● **Leestekst**:

-*-

Maar deze grap van Maassen kan wel de norm verschuiven. De grap kan óók racistisch geïnterpreteerd worden, los van Maassens intenties. We noemen dat ook wel het 'Archie Bunker-effect'. Archie Bunker is het hoofdpersonage uit de sitcom All in the Family uit de jaren zeventig. Archie Bunker was een witte arbeider die allerlei racistische en seksistische denkbeelden had. Humoronderzoekers hebben televisiekijkers destijds de vraag voorgelegd hoe zij over Archie Bunker dachten. Wat bleek nou, progressieve kijkers lachten Archie Bunker uit; conservatieve kijkers daarentegen zagen Archie Bunker als een held. Beide groepen moesten lachen, maar ze lachten om heel andere dingen. De humor van Theo Maassen kan datzelfde Archie Bunker-effect hebben: als je racistische denkbeelden hebt, kan een voorstelling vol harde grappen over zwarte mensen (ook als ze ironisch gebracht worden) een aanmoediging zijn om dat racisme vrijer te uiten.

Als iemand aanstoot neemt aan een grapje, hoor je vaak: 'Het is maar een grapje!' Dat klinkt logisch, maar er ligt een onterecht idee aan ten grondslag: het idee dat humor geen effect heeft.

Dit is niet alleen iets van nu, het speelt al veel langer. Nog een voorbeeld, van de cabaretier met wie ik mijn verhaal begon: Youp van 't Hek. Maar dan dertig jaar eerder, toen Van 't Hek bekendstond als progressieve cabaretier die de rijke kakkers uit 't Gooi belachelijk maakte. In zijn oudejaarsconference van 1989 leverde hij kritiek op Buckler, het alcoholvrije bier van Heineken. Hij dreef de spot met de 'Buckler-lul', de man die naast hem in het café staat, met de autosleutels nog in de hand, terwijl Van 't Hek zich probeert te bezatten. Youps Buckler-conference wordt algemeen beschouwd als rebels, een linkse kritiek op de macht van de commercie: Van 't Hek zou er zelfs eigenhandig in geslaagd zijn om Buckler van de markt te krijgen. Hij verzet zich hier ook tegen de burgerlijkheid: de Buckler-drinker staat symbool voor de getrouwde man, die geen alcohol wil drinken omdat hij nog naar huis moet rijden.

-*-

● **Rijen**:

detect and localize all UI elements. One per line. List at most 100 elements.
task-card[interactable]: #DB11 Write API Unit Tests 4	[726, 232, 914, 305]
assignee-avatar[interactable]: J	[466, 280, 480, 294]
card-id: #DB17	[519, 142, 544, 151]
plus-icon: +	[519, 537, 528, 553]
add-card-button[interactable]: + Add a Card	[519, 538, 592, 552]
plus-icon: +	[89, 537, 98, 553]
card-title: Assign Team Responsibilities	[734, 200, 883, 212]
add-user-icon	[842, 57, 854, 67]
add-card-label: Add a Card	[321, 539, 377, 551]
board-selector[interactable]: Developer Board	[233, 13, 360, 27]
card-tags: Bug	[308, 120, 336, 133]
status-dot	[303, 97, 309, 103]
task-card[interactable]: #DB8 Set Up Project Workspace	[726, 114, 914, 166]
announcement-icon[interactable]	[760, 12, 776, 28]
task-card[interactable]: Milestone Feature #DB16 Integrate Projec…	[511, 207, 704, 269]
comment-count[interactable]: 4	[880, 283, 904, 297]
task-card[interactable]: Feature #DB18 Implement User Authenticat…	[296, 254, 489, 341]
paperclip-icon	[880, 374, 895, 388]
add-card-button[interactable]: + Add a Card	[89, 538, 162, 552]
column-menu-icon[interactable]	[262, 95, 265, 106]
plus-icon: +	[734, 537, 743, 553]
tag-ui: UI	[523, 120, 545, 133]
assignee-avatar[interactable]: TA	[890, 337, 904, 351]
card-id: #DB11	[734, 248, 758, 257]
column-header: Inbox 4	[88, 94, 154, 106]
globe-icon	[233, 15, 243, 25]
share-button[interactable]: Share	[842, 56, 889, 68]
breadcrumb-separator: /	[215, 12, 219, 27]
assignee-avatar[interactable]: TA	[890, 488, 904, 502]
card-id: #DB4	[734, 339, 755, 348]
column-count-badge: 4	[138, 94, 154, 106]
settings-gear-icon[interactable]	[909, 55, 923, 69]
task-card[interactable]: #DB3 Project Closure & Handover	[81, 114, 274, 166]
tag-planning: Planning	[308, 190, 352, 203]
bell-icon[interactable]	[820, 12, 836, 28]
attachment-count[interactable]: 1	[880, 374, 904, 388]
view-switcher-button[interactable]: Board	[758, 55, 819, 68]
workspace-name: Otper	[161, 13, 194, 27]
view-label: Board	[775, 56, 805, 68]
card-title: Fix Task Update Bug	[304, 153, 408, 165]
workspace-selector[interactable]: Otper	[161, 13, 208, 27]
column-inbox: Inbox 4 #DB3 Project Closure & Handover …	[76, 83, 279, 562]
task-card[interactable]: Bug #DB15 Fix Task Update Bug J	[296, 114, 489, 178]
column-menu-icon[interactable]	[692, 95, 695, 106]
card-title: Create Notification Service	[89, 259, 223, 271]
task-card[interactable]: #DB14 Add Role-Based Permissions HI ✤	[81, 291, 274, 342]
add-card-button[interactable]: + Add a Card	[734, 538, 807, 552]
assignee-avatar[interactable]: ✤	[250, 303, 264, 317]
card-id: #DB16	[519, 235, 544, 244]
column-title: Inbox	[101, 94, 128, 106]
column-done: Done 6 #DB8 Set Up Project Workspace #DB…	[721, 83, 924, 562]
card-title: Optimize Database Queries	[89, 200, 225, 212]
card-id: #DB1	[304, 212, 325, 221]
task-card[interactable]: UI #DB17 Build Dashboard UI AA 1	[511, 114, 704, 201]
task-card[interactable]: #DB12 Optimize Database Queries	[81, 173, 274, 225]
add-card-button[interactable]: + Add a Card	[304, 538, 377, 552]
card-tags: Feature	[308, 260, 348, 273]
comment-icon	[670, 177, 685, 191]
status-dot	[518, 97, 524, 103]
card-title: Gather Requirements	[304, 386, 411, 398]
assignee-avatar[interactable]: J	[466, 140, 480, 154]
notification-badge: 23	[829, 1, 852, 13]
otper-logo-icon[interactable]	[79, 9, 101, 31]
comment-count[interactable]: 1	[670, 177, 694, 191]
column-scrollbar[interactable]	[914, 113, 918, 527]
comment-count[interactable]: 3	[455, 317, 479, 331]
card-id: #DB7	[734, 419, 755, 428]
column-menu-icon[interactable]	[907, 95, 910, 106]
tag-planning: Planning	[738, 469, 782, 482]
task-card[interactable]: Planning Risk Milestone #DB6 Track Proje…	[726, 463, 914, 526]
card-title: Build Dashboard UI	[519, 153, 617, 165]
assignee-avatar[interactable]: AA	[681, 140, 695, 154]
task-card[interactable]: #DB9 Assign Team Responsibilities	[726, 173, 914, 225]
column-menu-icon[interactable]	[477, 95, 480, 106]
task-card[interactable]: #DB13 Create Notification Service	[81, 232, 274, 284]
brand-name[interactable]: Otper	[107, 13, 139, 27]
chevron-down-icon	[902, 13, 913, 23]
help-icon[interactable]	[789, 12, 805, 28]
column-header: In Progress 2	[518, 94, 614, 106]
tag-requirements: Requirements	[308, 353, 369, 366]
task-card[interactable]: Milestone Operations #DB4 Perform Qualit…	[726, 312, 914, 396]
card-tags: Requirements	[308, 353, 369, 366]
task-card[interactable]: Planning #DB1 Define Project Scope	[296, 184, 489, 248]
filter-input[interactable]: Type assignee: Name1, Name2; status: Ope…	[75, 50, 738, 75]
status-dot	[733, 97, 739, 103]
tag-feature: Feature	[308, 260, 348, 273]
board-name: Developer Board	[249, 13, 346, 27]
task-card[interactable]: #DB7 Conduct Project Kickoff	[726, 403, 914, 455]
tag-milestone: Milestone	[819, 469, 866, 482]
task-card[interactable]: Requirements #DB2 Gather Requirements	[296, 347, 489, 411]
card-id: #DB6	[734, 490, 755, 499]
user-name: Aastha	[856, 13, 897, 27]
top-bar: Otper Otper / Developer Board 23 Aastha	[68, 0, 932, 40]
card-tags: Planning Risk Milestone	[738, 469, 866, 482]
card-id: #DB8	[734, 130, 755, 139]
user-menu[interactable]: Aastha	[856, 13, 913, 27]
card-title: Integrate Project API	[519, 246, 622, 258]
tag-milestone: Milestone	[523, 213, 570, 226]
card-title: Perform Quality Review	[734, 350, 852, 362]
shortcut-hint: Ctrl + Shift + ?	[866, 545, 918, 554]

-*-

● **Maak de opdrachten**:
a) Hoe zagen conservatieve televisiekijkers Archie Bunker volgens de leestekst over humor?
b) Schrijf de leestekst over humor verder, te beginnen na de laatste zin.

● **Antwoorden per opdracht**:
a) Als een held.

b)
Toch zijn de Buckler-grappen niet alleen een verzet tegen de burgerlijke norm. De grappen stellen ook een norm, die al even burgerlijk is: namelijk dat echte mannen alcohol drinken. Als je geen alcohol drinkt, zegt Van 't Hek impliciet, ben je verwijfd. Youp grapte ook dat Ria Lubbers – de vrouw van de toenmalige CDA-premier Ruud Lubbers – de hele bar aan de Buckler zou krijgen. Ria Lubbers, een vrouw met een eigen mening, werd door Van 't Hek neergezet zoals hij bijna alle vrouwen neerzet in zijn conferences: als een zeikwijf. Daarmee bevestigt hij negatieve stereotypen over vrouwen: vrouwen mogen niet onafhankelijk en uitgesproken zijn zoals mannen, ze moeten hun plaats kennen.

Maar gaat humor niet altijd over stereotypen? Er zijn ook cabaretiers die proberen aan die stereotypen over vrouwen of mensen van kleur voorbij te gaan. Een goed voorbeeld is Sara Kroos. Kroos heeft afgelopen jaren twee openhartige voorstellingen over haar depressie gemaakt. Dat was geen soft cabaret, integendeel. Kroos maakt harde grappen over haar zelfmoordgedachten: 'Vriendinnen hebben moeite met ouder worden,' zegt ze. 'Ik niet. Hoe ouder ik word, hoe dichter ik bij een natuurlijke doodsoorzaak kom.' Ze doorbreekt het taboe op depressie door het publiek een inkijkje te geven in haar meest duistere gedachten. Ook spreekt ze zich expliciet uit tegen grappen over minderheden. Haar grappen gaan zelden ten koste van anderen. Het kan dus ook anders.

Humor is een krachtig middel en daar zouden we ons sterker bewust van moeten worden. Wat betekent dat dan in praktijk? Ik begon mijn verhaal ermee dat humor een gevoelig onderwerp is, en dat merk ik ook aan de heftige reacties die ik krijg als ik met mensen in gesprek ga. Wat mensen vaak denken is dat ik bepaalde humor wil verbieden. Dat ik een scheidsrechter ben die zegt: deze grap mag wel, en deze grap mag niet. Ik denk dat de wereld niet zo zwart-wit is dat je morele wetten kunt opstellen over humor. Ik denk ook niet dat dat mijn taak is. 'Gij zult geen grappen maken over vrouwen.' Je zult het mij niet horen zeggen.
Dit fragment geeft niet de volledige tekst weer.